(Data listing)
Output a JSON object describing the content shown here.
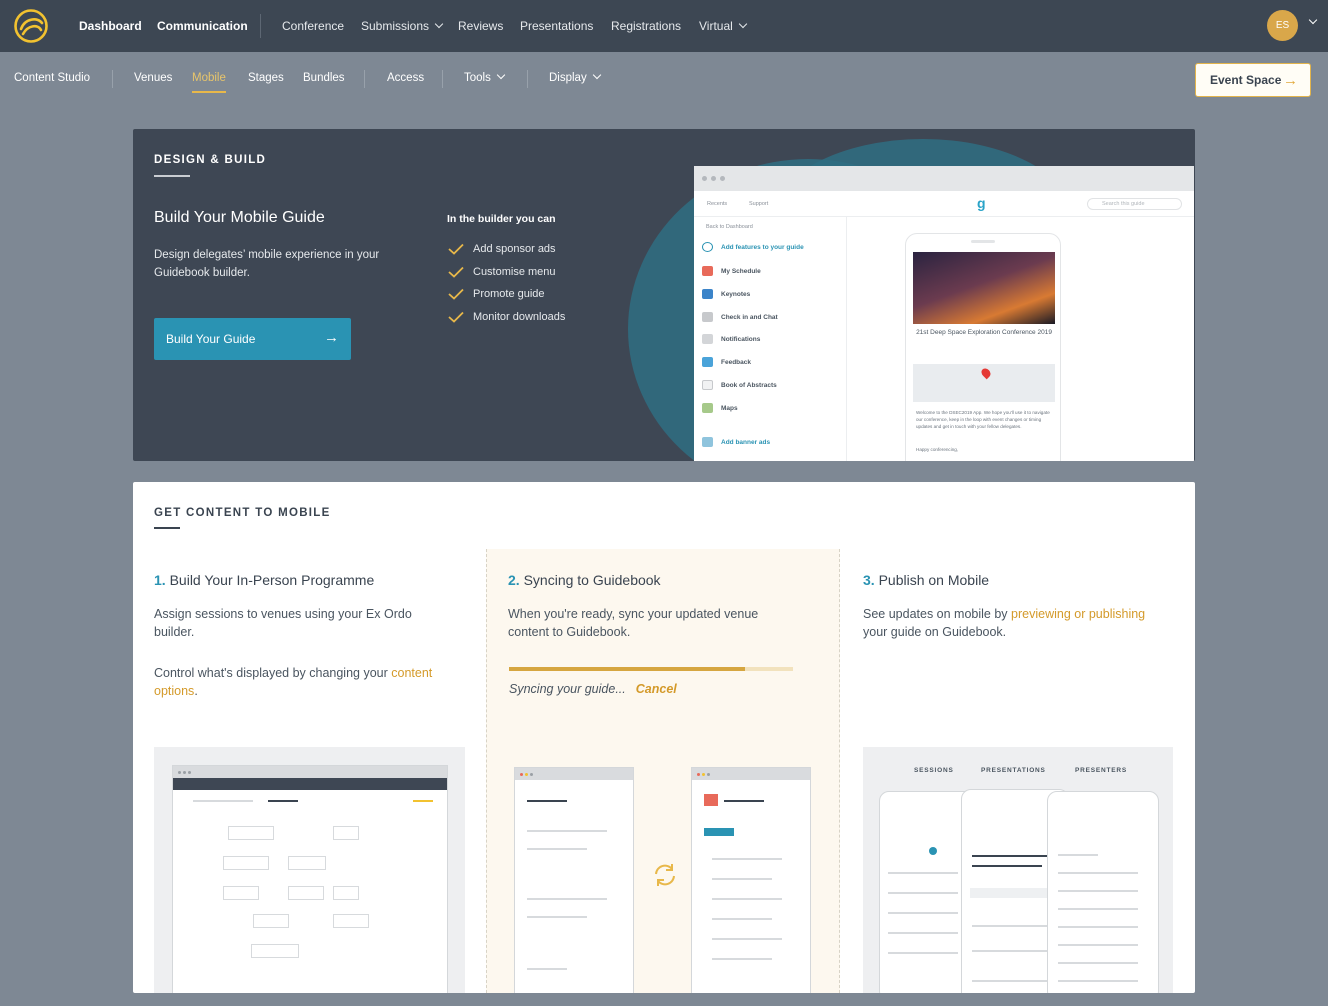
{
  "topnav": {
    "items": [
      {
        "label": "Dashboard"
      },
      {
        "label": "Communication"
      },
      {
        "label": "Conference"
      },
      {
        "label": "Submissions"
      },
      {
        "label": "Reviews"
      },
      {
        "label": "Presentations"
      },
      {
        "label": "Registrations"
      },
      {
        "label": "Virtual"
      }
    ],
    "avatar_initials": "ES"
  },
  "subnav": {
    "items": [
      {
        "label": "Content Studio"
      },
      {
        "label": "Venues"
      },
      {
        "label": "Mobile"
      },
      {
        "label": "Stages"
      },
      {
        "label": "Bundles"
      },
      {
        "label": "Access"
      },
      {
        "label": "Tools"
      },
      {
        "label": "Display"
      }
    ],
    "active": "Mobile",
    "event_space_button": "Event Space"
  },
  "hero": {
    "section_title": "DESIGN & BUILD",
    "heading": "Build Your Mobile Guide",
    "description": "Design delegates’ mobile experience in your Guidebook builder.",
    "button_label": "Build Your Guide",
    "builder_title": "In the builder you can",
    "features": [
      "Add sponsor ads",
      "Customise menu",
      "Promote guide",
      "Monitor downloads"
    ],
    "mockup": {
      "toolbar_recents": "Recents",
      "toolbar_support": "Support",
      "search_placeholder": "Search this guide",
      "back": "Back to Dashboard",
      "add_features": "Add features to your guide",
      "menu": [
        "My Schedule",
        "Keynotes",
        "Check in and Chat",
        "Notifications",
        "Feedback",
        "Book of Abstracts",
        "Maps"
      ],
      "add_banner": "Add banner ads",
      "conference_title": "21st Deep Space Exploration Conference 2019",
      "welcome_text": "Welcome to the DSEC2019 App. We hope you'll use it to navigate our conference, keep in the loop with event changes or timing updates and get in touch with your fellow delegates.",
      "happy": "Happy conferencing,"
    }
  },
  "content": {
    "section_title": "GET CONTENT TO MOBILE",
    "steps": [
      {
        "number": "1.",
        "title": "Build Your In-Person Programme",
        "text1": "Assign sessions to venues using your Ex Ordo builder.",
        "text2_prefix": "Control what's displayed by changing your ",
        "text2_link": "content options",
        "text2_suffix": "."
      },
      {
        "number": "2.",
        "title": "Syncing to Guidebook",
        "text1": "When you're ready, sync your updated venue content to Guidebook.",
        "syncing": "Syncing your guide...",
        "cancel": "Cancel",
        "progress": 0.83
      },
      {
        "number": "3.",
        "title": "Publish on Mobile",
        "text_prefix": "See updates on mobile by ",
        "text_link": "previewing or publishing",
        "text_suffix": " your guide on Guidebook."
      }
    ],
    "thumb3_tabs": [
      "SESSIONS",
      "PRESENTATIONS",
      "PRESENTERS"
    ]
  },
  "colors": {
    "topnav_bg": "#3d4753",
    "accent_gold": "#d49a2a",
    "accent_teal": "#2a93b3",
    "page_bg": "#7e8894"
  }
}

[Your instructions]:
Which lines hold the word "features"? Copy all of them.

[Task output]:
    "features": [
      "add_features": "Add features to your guide",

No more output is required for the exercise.